Text provided →

Seja Al Zaidi writes:
The Australian media environment has a tendency to be inhospitable to new business and finance publications.
The landscape is littered with niche publications that have struggled to find audience, while legacy behemoths continue to command most of the market share. According to several media bosses who are currently attempting to scale business titles of their own, the struggle to monetise a business news publication is largely due to the relatively small size of the market and the unwillingness of marketers to switch spend to smaller titles.
The latest online ranking of financial news from Ipsos sees the financial sections of general news sites dominate the top ten. More than 11 million Australians aged 14 and over consumed finance news related content on websites and apps in September.
Despite many new entrants in this competitive arena, the finance section of News Corp’s news.com.au comes top for business and financial news readership with a monthly audience of nearly 3.9m.
Next comes the Forbes global site with an audience of 2.6m and the Australian Financial Review which reaches 2.2m. Other paywall-free titles in the top ten include 7news.com.au, MSN Money and Yahoo Finance.

Business publications have an especially hard time surviving in the Australian media landscape.
Titles that have shuttered in recent years include business magazine BRW (which was partly folded into the AFR), Business Spectator and Eureka Report (after they were acquired by News Corp). Nine’s Chainsaw has had a shaky start with top editorial talent leaving shortly after launch. The Market Herald has faced farcical levels of internal turmoil and David Koch’s Pinstripe Media has just laid off its sales and partnerships team.
Global publications rarely make it down under, and they don’t have a history of faring well when they do.
One example of a recently shuttered business media import was
Business Insider Australia, which shut up shop in early 2022 after its German-owned parent company, Axel Springer, decided to end its local publishing licence.
The man responsible for the launch of the publication, Chris Janz – who has since co-founded Capital Brief, a publication armed with a team of pedigreed reporters, aiming to play in the same sandbox as the AFR – says local licensing arrangements for global media brands often fail because the local arm doesn’t have ‘full control over future direction’.
“In a market the size of Australia, you need that control. There are benefits in bringing brands here and being instantly recognisable. But it also comes with baggage. To get that balance right can be really difficult,” Janz says.

“You look at Insider, and the reality is the US parent was bought by another company and they had different priorities when it came to international editions. So you kind of become beholden to the strategy of the licensor, rather than being able to adapt to the local market. They chose to become one hundred percent owned and operated and you’ve kind of got no choice in the matter. That’s another reason why we’re building a new brand here that we have full control over. We can make the appropriate decisions for our audience rather than getting the memos from head office in the States, which is a very different media market.”

Dataset excerpt →
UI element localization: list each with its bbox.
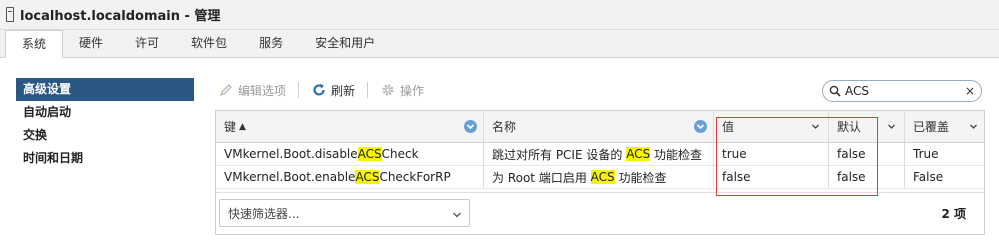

The exercise →
From the text on Australian business media above, extract the passage starting at "Despite many new" and ending at "and Yahoo Finance.", copying it word for word.

Correct response →
Despite many new entrants in this competitive arena, the finance section of News Corp’s news.com.au comes top for business and financial news readership with a monthly audience of nearly 3.9m.
Next comes the Forbes global site with an audience of 2.6m and the Australian Financial Review which reaches 2.2m. Other paywall-free titles in the top ten include 7news.com.au, MSN Money and Yahoo Finance.